• _Job_:
Copy each line in which the string "Vanessa" occurs.

— start Exercise material —

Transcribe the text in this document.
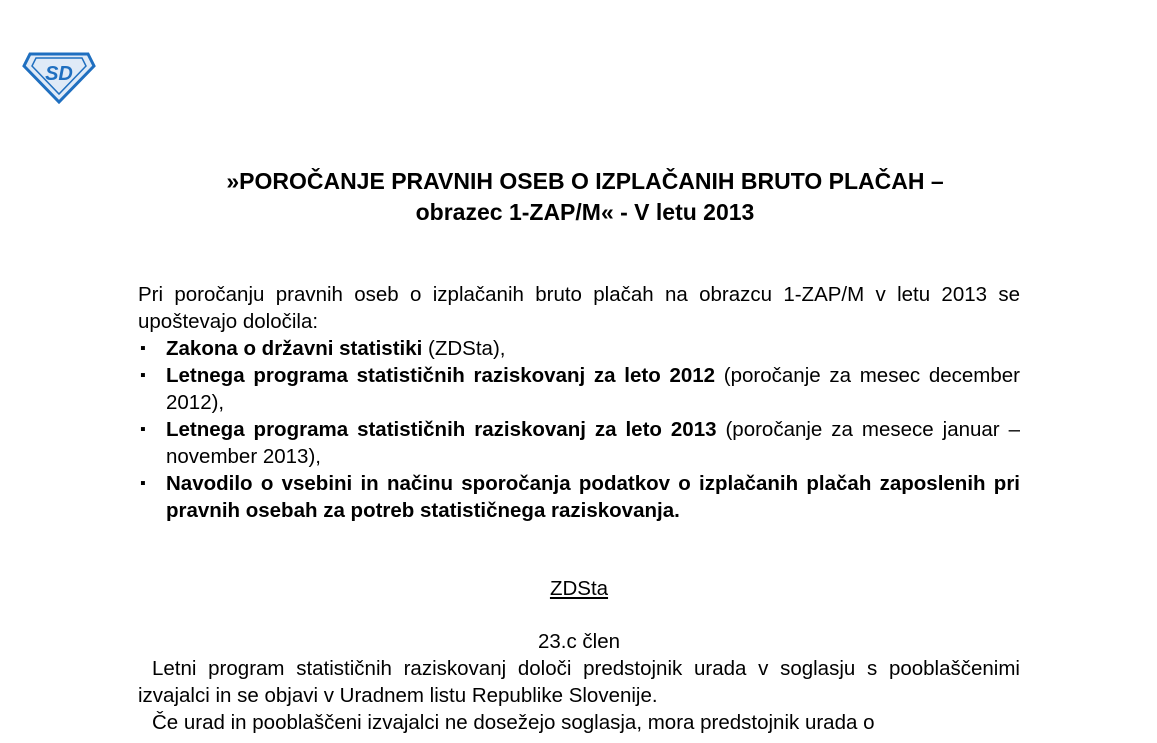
SD
»POROČANJE PRAVNIH OSEB O IZPLAČANIH BRUTO PLAČAH –
obrazec 1-ZAP/M« - V letu 2013

Pri poročanju pravnih oseb o izplačanih bruto plačah na obrazcu 1-ZAP/M v letu 2013 se upoštevajo določila:

▪ Zakona o državni statistiki (ZDSta),
▪ Letnega programa statističnih raziskovanj za leto 2012 (poročanje za mesec december 2012),
▪ Letnega programa statističnih raziskovanj za leto 2013 (poročanje za mesece januar – november 2013),
▪ Navodilo o vsebini in načinu sporočanja podatkov o izplačanih plačah zaposlenih pri pravnih osebah za potreb statističnega raziskovanja.
ZDSta
23.c člen

Letni program statističnih raziskovanj določi predstojnik urada v soglasju s pooblaščenimi izvajalci in se objavi v Uradnem listu Republike Slovenije.

Če urad in pooblaščeni izvajalci ne dosežejo soglasja, mora predstojnik urada o
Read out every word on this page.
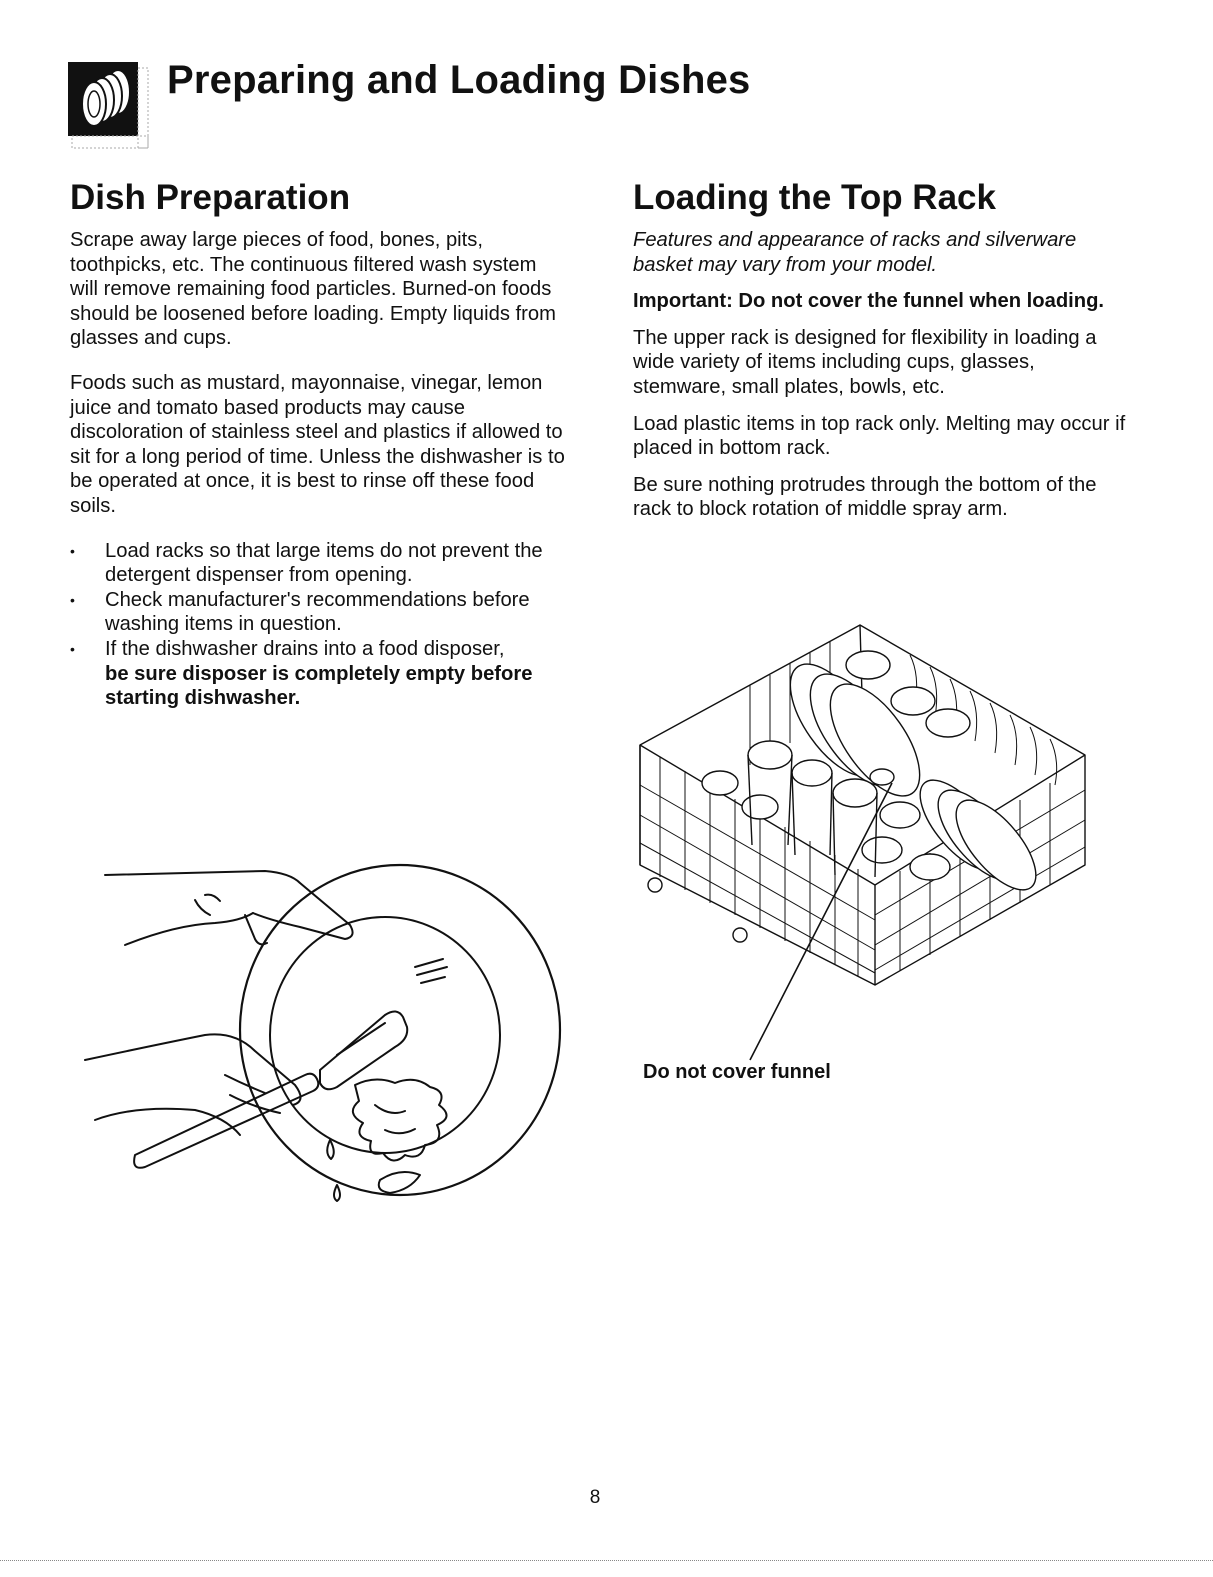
Preparing and Loading Dishes
Dish Preparation

Scrape away large pieces of food, bones, pits, toothpicks, etc. The continuous filtered wash system will remove remaining food particles. Burned-on foods should be loosened before loading. Empty liquids from glasses and cups.

Foods such as mustard, mayonnaise, vinegar, lemon juice and tomato based products may cause discoloration of stainless steel and plastics if allowed to sit for a long period of time. Unless the dishwasher is to be operated at once, it is best to rinse off these food soils.

• Load racks so that large items do not prevent the detergent dispenser from opening.
• Check manufacturer's recommendations before washing items in question.
• If the dishwasher drains into a food disposer,
be sure disposer is completely empty before starting dishwasher.
Loading the Top Rack

Features and appearance of racks and silverware basket may vary from your model.

Important: Do not cover the funnel when loading.

The upper rack is designed for flexibility in loading a wide variety of items including cups, glasses, stemware, small plates, bowls, etc.

Load plastic items in top rack only. Melting may occur if placed in bottom rack.

Be sure nothing protrudes through the bottom of the rack to block rotation of middle spray arm.

Do not cover funnel

8
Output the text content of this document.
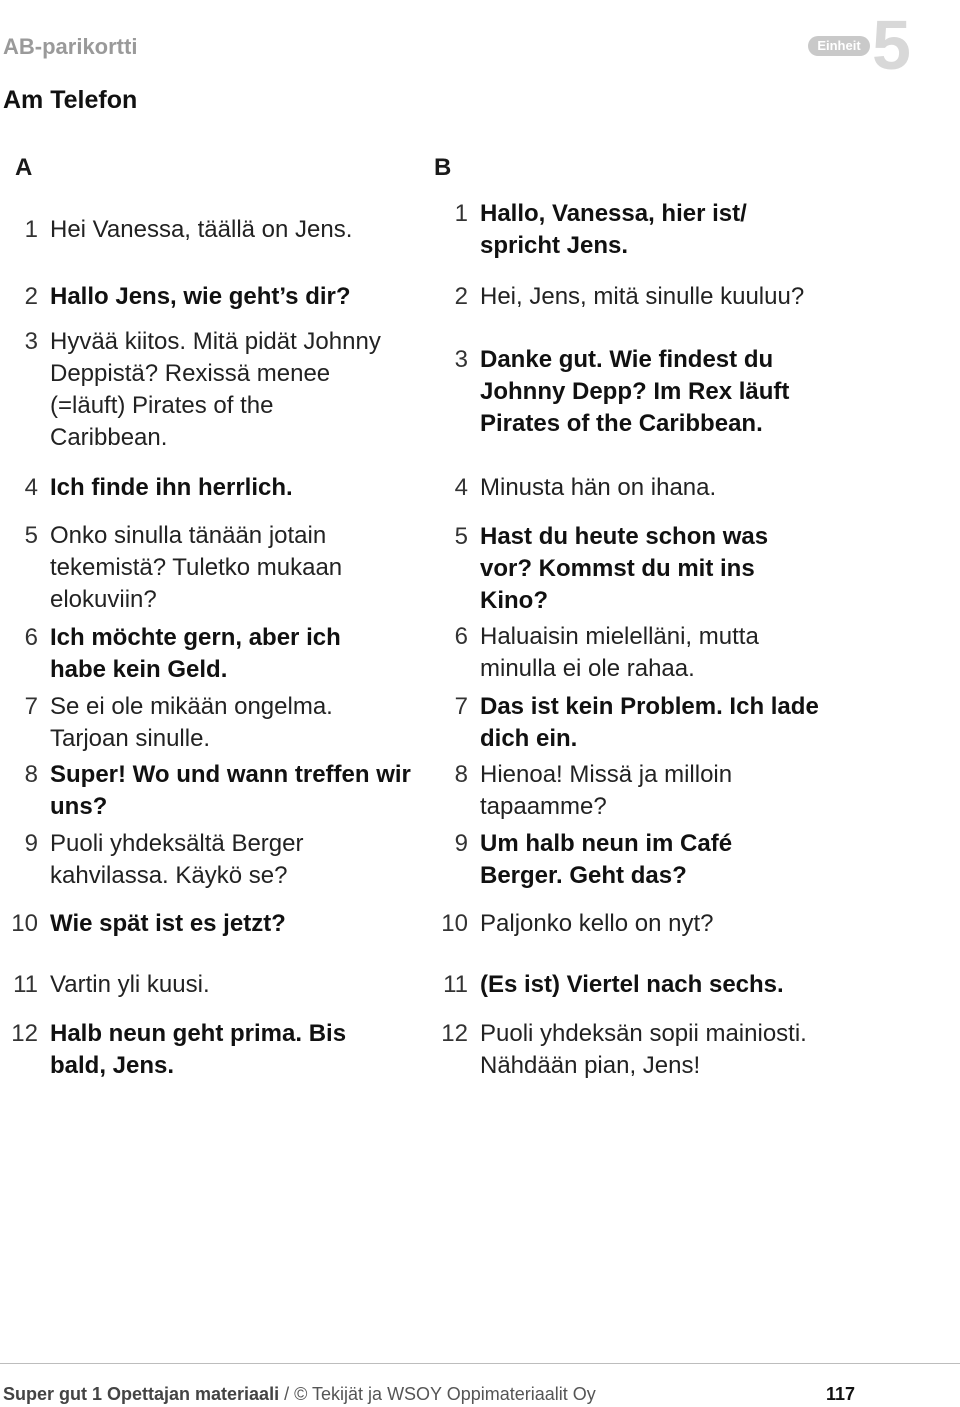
AB-parikortti	Einheit 5
Am Telefon
A	B
1 Hei Vanessa, täällä on Jens.
2 Hallo Jens, wie geht’s dir?
3 Hyvää kiitos. Mitä pidät Johnny Deppistä? Rexissä menee (=läuft) Pirates of the Caribbean.
4 Ich finde ihn herrlich.
5 Onko sinulla tänään jotain tekemistä? Tuletko mukaan elokuviin?
6 Ich möchte gern, aber ich habe kein Geld.
7 Se ei ole mikään ongelma. Tarjoan sinulle.
8 Super! Wo und wann treffen wir uns?
9 Puoli yhdeksältä Berger kahvilassa. Käykö se?
10 Wie spät ist es jetzt?
11 Vartin yli kuusi.
12 Halb neun geht prima. Bis bald, Jens.
1 Hallo, Vanessa, hier ist/ spricht Jens.
2 Hei, Jens, mitä sinulle kuuluu?
3 Danke gut. Wie findest du Johnny Depp? Im Rex läuft Pirates of the Caribbean.
4 Minusta hän on ihana.
5 Hast du heute schon was vor? Kommst du mit ins Kino?
6 Haluaisin mielelläni, mutta minulla ei ole rahaa.
7 Das ist kein Problem. Ich lade dich ein.
8 Hienoa! Missä ja milloin tapaamme?
9 Um halb neun im Café Berger. Geht das?
10 Paljonko kello on nyt?
11 (Es ist) Viertel nach sechs.
12 Puoli yhdeksän sopii mainiosti. Nähdään pian, Jens!
Super gut 1 Opettajan materiaali / © Tekijät ja WSOY Oppimateriaalit Oy	117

— end Exercise material —

• _Reply to the task_:
1 Hei Vanessa, täällä on Jens.
1 Hallo, Vanessa, hier ist/ spricht Jens.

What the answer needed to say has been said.